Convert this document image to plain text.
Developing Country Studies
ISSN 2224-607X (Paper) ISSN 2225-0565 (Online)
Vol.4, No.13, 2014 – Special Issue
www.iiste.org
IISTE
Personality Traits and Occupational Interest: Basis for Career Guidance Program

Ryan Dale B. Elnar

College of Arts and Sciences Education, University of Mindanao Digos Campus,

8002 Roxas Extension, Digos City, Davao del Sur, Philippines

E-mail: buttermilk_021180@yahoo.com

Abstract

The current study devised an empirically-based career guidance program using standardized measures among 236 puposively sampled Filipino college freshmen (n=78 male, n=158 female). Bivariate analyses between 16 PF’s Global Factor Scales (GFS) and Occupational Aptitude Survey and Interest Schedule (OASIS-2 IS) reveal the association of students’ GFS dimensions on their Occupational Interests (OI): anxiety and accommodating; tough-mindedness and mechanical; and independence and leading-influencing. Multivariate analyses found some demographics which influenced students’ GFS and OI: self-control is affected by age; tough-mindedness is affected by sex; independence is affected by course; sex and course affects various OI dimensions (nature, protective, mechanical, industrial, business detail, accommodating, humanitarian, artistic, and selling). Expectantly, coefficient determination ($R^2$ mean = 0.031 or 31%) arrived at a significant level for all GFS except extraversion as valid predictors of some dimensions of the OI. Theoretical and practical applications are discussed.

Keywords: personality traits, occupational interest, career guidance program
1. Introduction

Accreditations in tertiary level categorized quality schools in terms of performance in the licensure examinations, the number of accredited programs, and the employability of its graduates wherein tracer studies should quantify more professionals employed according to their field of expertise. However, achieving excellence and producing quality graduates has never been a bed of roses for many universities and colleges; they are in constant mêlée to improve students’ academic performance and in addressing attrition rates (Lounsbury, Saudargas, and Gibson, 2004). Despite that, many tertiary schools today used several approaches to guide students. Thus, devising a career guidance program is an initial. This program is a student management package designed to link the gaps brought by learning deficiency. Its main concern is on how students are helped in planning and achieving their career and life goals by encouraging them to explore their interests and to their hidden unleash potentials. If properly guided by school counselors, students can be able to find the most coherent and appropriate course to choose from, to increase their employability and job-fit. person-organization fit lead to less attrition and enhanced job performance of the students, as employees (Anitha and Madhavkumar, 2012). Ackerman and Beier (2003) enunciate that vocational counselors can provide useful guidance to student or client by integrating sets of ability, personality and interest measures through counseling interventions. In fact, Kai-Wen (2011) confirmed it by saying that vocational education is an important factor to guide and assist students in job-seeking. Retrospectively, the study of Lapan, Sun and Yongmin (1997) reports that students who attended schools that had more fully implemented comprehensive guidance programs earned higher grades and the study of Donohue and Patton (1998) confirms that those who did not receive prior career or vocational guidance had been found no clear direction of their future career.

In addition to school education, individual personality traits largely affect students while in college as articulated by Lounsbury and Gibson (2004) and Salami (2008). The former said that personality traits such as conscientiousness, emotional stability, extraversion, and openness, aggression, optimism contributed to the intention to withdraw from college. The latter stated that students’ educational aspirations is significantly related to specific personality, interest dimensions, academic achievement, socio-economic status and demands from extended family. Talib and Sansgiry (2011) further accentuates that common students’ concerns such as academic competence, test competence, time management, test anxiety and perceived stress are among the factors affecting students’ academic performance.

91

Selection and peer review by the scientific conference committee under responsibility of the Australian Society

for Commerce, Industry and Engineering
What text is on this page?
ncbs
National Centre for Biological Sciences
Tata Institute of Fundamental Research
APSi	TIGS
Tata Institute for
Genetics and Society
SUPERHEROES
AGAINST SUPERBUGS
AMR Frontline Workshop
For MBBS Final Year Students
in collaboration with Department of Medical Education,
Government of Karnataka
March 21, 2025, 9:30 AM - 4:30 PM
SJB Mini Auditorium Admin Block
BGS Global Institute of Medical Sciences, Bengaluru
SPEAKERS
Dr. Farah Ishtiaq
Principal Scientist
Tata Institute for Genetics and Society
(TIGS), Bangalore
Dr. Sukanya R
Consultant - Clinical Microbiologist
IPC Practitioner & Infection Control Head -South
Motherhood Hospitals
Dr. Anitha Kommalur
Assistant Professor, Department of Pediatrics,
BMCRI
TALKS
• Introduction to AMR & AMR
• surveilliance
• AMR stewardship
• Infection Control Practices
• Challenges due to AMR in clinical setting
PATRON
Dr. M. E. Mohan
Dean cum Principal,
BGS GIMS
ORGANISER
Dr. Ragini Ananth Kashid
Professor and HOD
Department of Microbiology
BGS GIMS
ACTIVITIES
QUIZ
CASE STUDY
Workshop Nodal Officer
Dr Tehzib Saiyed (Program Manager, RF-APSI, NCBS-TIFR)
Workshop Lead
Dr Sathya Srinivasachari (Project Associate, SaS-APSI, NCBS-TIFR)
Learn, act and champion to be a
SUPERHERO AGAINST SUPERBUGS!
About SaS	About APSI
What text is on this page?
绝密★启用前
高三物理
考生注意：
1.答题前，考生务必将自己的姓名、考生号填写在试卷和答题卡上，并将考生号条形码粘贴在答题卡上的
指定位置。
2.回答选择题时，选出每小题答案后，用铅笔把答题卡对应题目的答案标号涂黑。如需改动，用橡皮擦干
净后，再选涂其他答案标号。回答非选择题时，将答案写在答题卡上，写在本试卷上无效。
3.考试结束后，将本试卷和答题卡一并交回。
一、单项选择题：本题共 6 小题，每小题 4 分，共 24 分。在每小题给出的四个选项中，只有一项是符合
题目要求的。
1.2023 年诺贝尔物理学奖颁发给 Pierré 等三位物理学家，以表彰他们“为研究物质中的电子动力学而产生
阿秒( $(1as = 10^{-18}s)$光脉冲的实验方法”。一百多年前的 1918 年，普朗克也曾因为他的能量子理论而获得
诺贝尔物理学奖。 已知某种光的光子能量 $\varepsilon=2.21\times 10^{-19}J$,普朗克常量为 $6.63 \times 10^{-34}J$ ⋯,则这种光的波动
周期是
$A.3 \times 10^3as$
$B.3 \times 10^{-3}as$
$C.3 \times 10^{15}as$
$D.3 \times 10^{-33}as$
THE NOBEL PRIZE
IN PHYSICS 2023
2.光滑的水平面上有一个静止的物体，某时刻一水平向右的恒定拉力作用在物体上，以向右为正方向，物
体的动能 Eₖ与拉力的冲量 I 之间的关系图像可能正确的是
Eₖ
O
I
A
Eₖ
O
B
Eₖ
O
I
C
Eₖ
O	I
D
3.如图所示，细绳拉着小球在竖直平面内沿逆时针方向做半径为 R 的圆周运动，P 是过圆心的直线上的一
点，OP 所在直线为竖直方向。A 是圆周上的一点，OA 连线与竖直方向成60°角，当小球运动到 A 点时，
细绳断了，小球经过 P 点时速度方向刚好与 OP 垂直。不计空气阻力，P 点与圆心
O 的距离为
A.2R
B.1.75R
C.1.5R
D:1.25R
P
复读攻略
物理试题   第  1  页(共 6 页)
-------
• **AIM OF THE TASK**
Gather each line that holds "Sciences".

• **REPLY TO THE EXERCISE**
College of Arts and Sciences Education, University of Mindanao Digos Campus,
National Centre for Biological Sciences
BGS Global Institute of Medical Sciences, Bengaluru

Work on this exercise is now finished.